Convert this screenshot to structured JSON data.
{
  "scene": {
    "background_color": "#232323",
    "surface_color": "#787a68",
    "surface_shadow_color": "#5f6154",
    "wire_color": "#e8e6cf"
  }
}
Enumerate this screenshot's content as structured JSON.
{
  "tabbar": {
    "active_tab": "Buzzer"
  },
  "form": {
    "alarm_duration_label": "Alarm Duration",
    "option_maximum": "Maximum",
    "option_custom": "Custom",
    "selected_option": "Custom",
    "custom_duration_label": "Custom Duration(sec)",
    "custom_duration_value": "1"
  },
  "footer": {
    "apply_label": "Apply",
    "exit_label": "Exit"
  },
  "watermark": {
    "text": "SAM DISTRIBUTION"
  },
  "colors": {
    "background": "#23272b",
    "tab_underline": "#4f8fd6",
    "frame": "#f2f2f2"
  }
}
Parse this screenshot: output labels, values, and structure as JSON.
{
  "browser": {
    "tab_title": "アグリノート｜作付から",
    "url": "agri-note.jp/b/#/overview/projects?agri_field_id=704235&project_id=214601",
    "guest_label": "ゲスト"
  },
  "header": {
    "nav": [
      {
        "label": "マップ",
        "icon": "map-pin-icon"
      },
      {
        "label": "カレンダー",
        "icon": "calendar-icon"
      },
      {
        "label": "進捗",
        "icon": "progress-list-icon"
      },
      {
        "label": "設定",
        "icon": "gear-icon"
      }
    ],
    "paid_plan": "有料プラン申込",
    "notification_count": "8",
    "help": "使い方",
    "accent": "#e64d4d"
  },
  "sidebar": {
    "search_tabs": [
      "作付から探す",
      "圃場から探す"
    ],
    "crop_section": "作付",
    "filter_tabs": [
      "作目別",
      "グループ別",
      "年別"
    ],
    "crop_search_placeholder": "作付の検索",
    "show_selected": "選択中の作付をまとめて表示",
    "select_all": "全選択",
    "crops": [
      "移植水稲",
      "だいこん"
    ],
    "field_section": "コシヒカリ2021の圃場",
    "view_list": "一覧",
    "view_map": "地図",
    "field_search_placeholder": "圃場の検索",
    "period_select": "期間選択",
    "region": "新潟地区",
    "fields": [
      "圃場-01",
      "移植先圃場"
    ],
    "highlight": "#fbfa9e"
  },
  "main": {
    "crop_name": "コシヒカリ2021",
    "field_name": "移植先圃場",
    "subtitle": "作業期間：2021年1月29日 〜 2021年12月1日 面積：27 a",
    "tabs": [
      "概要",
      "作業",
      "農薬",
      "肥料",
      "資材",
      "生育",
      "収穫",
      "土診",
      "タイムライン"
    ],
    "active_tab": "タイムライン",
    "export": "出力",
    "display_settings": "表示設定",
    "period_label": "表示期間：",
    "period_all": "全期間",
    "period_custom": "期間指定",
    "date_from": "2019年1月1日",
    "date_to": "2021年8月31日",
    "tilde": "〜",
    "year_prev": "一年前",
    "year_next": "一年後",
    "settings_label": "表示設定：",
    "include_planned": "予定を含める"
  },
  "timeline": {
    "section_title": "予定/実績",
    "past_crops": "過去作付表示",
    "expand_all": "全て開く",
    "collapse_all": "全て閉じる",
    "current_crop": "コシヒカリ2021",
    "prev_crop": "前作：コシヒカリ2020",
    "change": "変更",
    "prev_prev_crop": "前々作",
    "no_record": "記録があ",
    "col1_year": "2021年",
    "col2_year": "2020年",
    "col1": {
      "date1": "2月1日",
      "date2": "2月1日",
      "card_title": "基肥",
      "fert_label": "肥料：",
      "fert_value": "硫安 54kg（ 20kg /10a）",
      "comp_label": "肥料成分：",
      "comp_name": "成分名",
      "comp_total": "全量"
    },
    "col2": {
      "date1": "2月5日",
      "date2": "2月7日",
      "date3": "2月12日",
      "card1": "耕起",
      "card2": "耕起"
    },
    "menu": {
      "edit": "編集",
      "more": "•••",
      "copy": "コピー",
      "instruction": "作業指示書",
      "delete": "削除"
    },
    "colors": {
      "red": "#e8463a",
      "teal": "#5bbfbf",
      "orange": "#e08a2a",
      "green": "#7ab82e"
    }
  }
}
+++
:: Task ::
Retype every record above exactly as it appears.

:: Solution ::
Convert this screenshot to structured JSON data.
{
  "scene": {
    "background_color": "#232323",
    "surface_color": "#787a68",
    "surface_shadow_color": "#5f6154",
    "wire_color": "#e8e6cf"
  }
}
Enumerate this screenshot's content as structured JSON.
{
  "tabbar": {
    "active_tab": "Buzzer"
  },
  "form": {
    "alarm_duration_label": "Alarm Duration",
    "option_maximum": "Maximum",
    "option_custom": "Custom",
    "selected_option": "Custom",
    "custom_duration_label": "Custom Duration(sec)",
    "custom_duration_value": "1"
  },
  "footer": {
    "apply_label": "Apply",
    "exit_label": "Exit"
  },
  "watermark": {
    "text": "SAM DISTRIBUTION"
  },
  "colors": {
    "background": "#23272b",
    "tab_underline": "#4f8fd6",
    "frame": "#f2f2f2"
  }
}
Parse this screenshot: output labels, values, and structure as JSON.
{
  "browser": {
    "tab_title": "アグリノート｜作付から",
    "url": "agri-note.jp/b/#/overview/projects?agri_field_id=704235&project_id=214601",
    "guest_label": "ゲスト"
  },
  "header": {
    "nav": [
      {
        "label": "マップ",
        "icon": "map-pin-icon"
      },
      {
        "label": "カレンダー",
        "icon": "calendar-icon"
      },
      {
        "label": "進捗",
        "icon": "progress-list-icon"
      },
      {
        "label": "設定",
        "icon": "gear-icon"
      }
    ],
    "paid_plan": "有料プラン申込",
    "notification_count": "8",
    "help": "使い方",
    "accent": "#e64d4d"
  },
  "sidebar": {
    "search_tabs": [
      "作付から探す",
      "圃場から探す"
    ],
    "crop_section": "作付",
    "filter_tabs": [
      "作目別",
      "グループ別",
      "年別"
    ],
    "crop_search_placeholder": "作付の検索",
    "show_selected": "選択中の作付をまとめて表示",
    "select_all": "全選択",
    "crops": [
      "移植水稲",
      "だいこん"
    ],
    "field_section": "コシヒカリ2021の圃場",
    "view_list": "一覧",
    "view_map": "地図",
    "field_search_placeholder": "圃場の検索",
    "period_select": "期間選択",
    "region": "新潟地区",
    "fields": [
      "圃場-01",
      "移植先圃場"
    ],
    "highlight": "#fbfa9e"
  },
  "main": {
    "crop_name": "コシヒカリ2021",
    "field_name": "移植先圃場",
    "subtitle": "作業期間：2021年1月29日 〜 2021年12月1日 面積：27 a",
    "tabs": [
      "概要",
      "作業",
      "農薬",
      "肥料",
      "資材",
      "生育",
      "収穫",
      "土診",
      "タイムライン"
    ],
    "active_tab": "タイムライン",
    "export": "出力",
    "display_settings": "表示設定",
    "period_label": "表示期間：",
    "period_all": "全期間",
    "period_custom": "期間指定",
    "date_from": "2019年1月1日",
    "date_to": "2021年8月31日",
    "tilde": "〜",
    "year_prev": "一年前",
    "year_next": "一年後",
    "settings_label": "表示設定：",
    "include_planned": "予定を含める"
  },
  "timeline": {
    "section_title": "予定/実績",
    "past_crops": "過去作付表示",
    "expand_all": "全て開く",
    "collapse_all": "全て閉じる",
    "current_crop": "コシヒカリ2021",
    "prev_crop": "前作：コシヒカリ2020",
    "change": "変更",
    "prev_prev_crop": "前々作",
    "no_record": "記録があ",
    "col1_year": "2021年",
    "col2_year": "2020年",
    "col1": {
      "date1": "2月1日",
      "date2": "2月1日",
      "card_title": "基肥",
      "fert_label": "肥料：",
      "fert_value": "硫安 54kg（ 20kg /10a）",
      "comp_label": "肥料成分：",
      "comp_name": "成分名",
      "comp_total": "全量"
    },
    "col2": {
      "date1": "2月5日",
      "date2": "2月7日",
      "date3": "2月12日",
      "card1": "耕起",
      "card2": "耕起"
    },
    "menu": {
      "edit": "編集",
      "more": "•••",
      "copy": "コピー",
      "instruction": "作業指示書",
      "delete": "削除"
    },
    "colors": {
      "red": "#e8463a",
      "teal": "#5bbfbf",
      "orange": "#e08a2a",
      "green": "#7ab82e"
    }
  }
}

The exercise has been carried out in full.